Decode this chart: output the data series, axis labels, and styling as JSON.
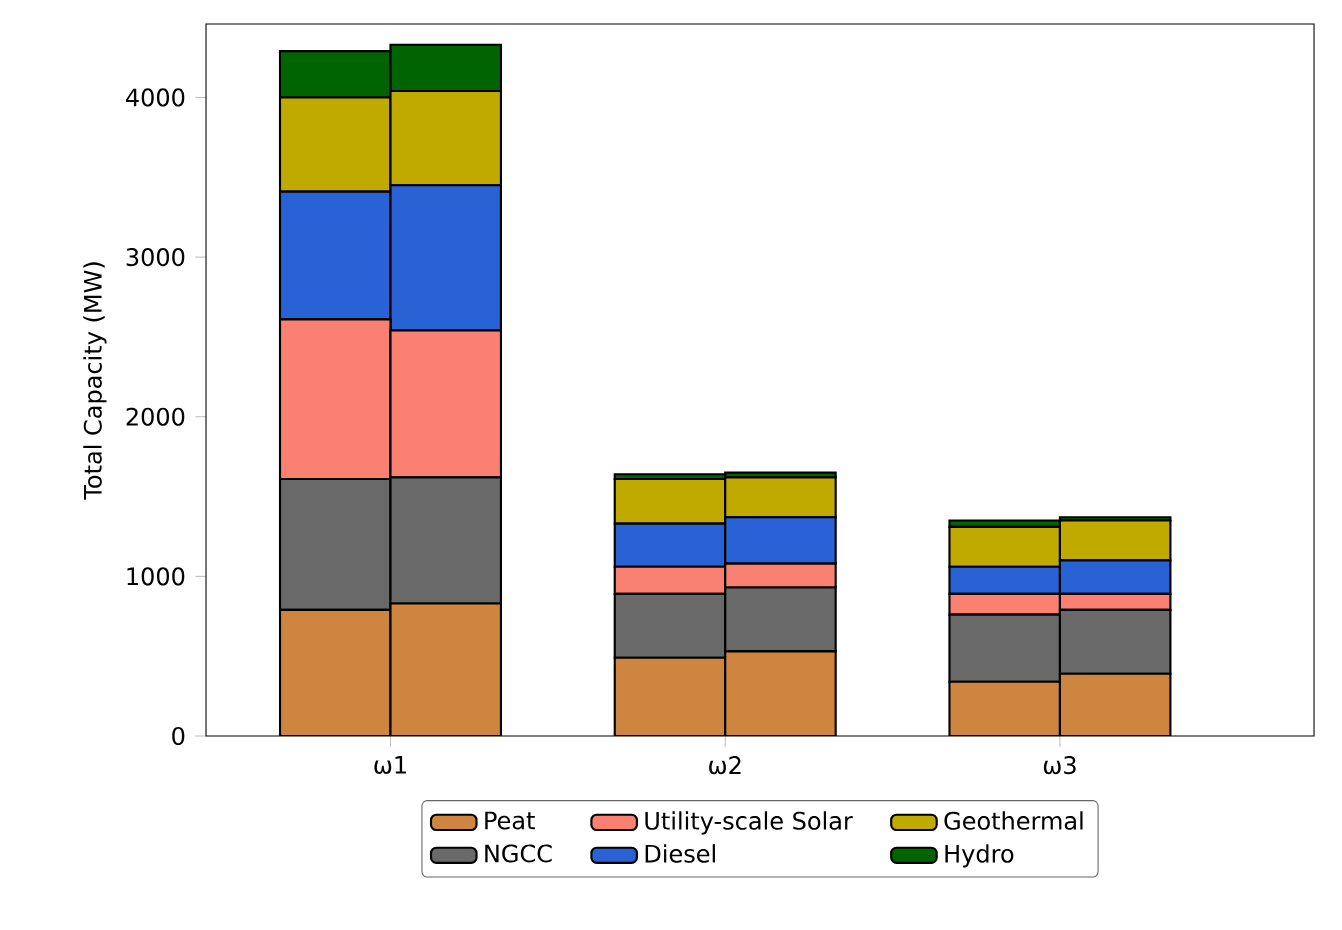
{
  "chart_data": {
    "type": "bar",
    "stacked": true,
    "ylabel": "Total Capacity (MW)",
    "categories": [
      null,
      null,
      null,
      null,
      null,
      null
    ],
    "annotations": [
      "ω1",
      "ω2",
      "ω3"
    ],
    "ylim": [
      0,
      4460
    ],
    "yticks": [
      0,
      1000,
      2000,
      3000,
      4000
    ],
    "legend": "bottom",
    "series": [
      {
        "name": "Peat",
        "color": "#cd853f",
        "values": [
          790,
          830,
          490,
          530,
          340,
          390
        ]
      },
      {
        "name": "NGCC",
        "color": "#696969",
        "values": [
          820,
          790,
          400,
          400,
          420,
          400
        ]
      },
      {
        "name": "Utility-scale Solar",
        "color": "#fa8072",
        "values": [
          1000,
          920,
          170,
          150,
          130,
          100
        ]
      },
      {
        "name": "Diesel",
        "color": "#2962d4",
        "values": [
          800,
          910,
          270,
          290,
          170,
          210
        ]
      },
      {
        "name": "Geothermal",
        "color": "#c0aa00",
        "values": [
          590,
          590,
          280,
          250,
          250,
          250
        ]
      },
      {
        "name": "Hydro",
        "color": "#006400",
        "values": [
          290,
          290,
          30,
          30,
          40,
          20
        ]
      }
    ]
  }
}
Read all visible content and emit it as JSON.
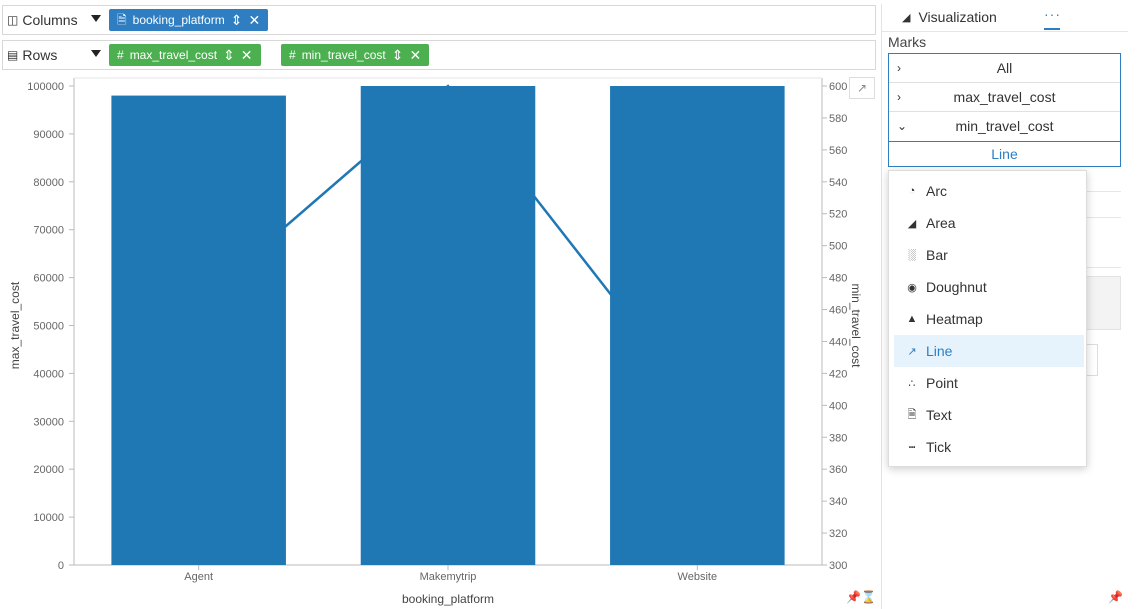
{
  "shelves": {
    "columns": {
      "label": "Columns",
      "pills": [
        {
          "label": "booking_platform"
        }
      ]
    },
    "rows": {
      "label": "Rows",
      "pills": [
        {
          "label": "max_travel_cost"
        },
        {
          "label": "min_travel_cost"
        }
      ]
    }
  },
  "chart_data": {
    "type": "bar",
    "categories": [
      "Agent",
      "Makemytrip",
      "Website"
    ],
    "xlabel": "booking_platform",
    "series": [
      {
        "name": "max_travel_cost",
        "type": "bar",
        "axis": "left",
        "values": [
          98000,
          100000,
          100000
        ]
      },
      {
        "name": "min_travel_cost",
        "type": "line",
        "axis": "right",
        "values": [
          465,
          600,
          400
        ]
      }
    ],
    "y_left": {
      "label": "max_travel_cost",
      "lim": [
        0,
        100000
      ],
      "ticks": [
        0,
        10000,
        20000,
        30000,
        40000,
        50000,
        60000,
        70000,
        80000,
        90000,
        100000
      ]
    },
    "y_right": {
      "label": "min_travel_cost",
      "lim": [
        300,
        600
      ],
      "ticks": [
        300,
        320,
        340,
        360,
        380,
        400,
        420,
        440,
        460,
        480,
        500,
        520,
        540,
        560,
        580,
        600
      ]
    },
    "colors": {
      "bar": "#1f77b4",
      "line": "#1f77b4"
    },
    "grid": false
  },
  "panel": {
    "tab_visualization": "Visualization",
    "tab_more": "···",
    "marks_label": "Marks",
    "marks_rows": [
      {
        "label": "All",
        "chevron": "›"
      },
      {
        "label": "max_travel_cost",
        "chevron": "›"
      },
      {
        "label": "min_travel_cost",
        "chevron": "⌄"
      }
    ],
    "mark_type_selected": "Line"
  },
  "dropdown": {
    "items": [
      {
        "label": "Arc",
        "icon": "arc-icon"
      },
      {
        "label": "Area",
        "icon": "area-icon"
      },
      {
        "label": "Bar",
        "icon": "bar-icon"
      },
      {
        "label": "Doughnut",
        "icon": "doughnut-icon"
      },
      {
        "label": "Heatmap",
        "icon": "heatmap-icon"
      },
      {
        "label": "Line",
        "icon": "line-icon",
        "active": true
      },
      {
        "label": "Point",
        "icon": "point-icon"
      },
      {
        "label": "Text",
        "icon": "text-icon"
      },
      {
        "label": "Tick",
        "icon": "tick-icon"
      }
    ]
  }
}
+ + +
**Stated exercise:** Leaving the pictures aside, transcribe the entire listing exactly.

**Complete response:**
Decode this chart: output the data series, axis labels, and styling as JSON.
{
  "chart_data": {
    "type": "bar",
    "stacked": true,
    "ylabel": "Total Capacity (MW)",
    "categories": [
      null,
      null,
      null,
      null,
      null,
      null
    ],
    "annotations": [
      "ω1",
      "ω2",
      "ω3"
    ],
    "ylim": [
      0,
      4460
    ],
    "yticks": [
      0,
      1000,
      2000,
      3000,
      4000
    ],
    "legend": "bottom",
    "series": [
      {
        "name": "Peat",
        "color": "#cd853f",
        "values": [
          790,
          830,
          490,
          530,
          340,
          390
        ]
      },
      {
        "name": "NGCC",
        "color": "#696969",
        "values": [
          820,
          790,
          400,
          400,
          420,
          400
        ]
      },
      {
        "name": "Utility-scale Solar",
        "color": "#fa8072",
        "values": [
          1000,
          920,
          170,
          150,
          130,
          100
        ]
      },
      {
        "name": "Diesel",
        "color": "#2962d4",
        "values": [
          800,
          910,
          270,
          290,
          170,
          210
        ]
      },
      {
        "name": "Geothermal",
        "color": "#c0aa00",
        "values": [
          590,
          590,
          280,
          250,
          250,
          250
        ]
      },
      {
        "name": "Hydro",
        "color": "#006400",
        "values": [
          290,
          290,
          30,
          30,
          40,
          20
        ]
      }
    ]
  }
}
Read all visible content and emit it as JSON.
{
  "shelves": {
    "columns": {
      "label": "Columns",
      "pills": [
        {
          "label": "booking_platform"
        }
      ]
    },
    "rows": {
      "label": "Rows",
      "pills": [
        {
          "label": "max_travel_cost"
        },
        {
          "label": "min_travel_cost"
        }
      ]
    }
  },
  "chart_data": {
    "type": "bar",
    "categories": [
      "Agent",
      "Makemytrip",
      "Website"
    ],
    "xlabel": "booking_platform",
    "series": [
      {
        "name": "max_travel_cost",
        "type": "bar",
        "axis": "left",
        "values": [
          98000,
          100000,
          100000
        ]
      },
      {
        "name": "min_travel_cost",
        "type": "line",
        "axis": "right",
        "values": [
          465,
          600,
          400
        ]
      }
    ],
    "y_left": {
      "label": "max_travel_cost",
      "lim": [
        0,
        100000
      ],
      "ticks": [
        0,
        10000,
        20000,
        30000,
        40000,
        50000,
        60000,
        70000,
        80000,
        90000,
        100000
      ]
    },
    "y_right": {
      "label": "min_travel_cost",
      "lim": [
        300,
        600
      ],
      "ticks": [
        300,
        320,
        340,
        360,
        380,
        400,
        420,
        440,
        460,
        480,
        500,
        520,
        540,
        560,
        580,
        600
      ]
    },
    "colors": {
      "bar": "#1f77b4",
      "line": "#1f77b4"
    },
    "grid": false
  },
  "panel": {
    "tab_visualization": "Visualization",
    "tab_more": "···",
    "marks_label": "Marks",
    "marks_rows": [
      {
        "label": "All",
        "chevron": "›"
      },
      {
        "label": "max_travel_cost",
        "chevron": "›"
      },
      {
        "label": "min_travel_cost",
        "chevron": "⌄"
      }
    ],
    "mark_type_selected": "Line"
  },
  "dropdown": {
    "items": [
      {
        "label": "Arc",
        "icon": "arc-icon"
      },
      {
        "label": "Area",
        "icon": "area-icon"
      },
      {
        "label": "Bar",
        "icon": "bar-icon"
      },
      {
        "label": "Doughnut",
        "icon": "doughnut-icon"
      },
      {
        "label": "Heatmap",
        "icon": "heatmap-icon"
      },
      {
        "label": "Line",
        "icon": "line-icon",
        "active": true
      },
      {
        "label": "Point",
        "icon": "point-icon"
      },
      {
        "label": "Text",
        "icon": "text-icon"
      },
      {
        "label": "Tick",
        "icon": "tick-icon"
      }
    ]
  }
}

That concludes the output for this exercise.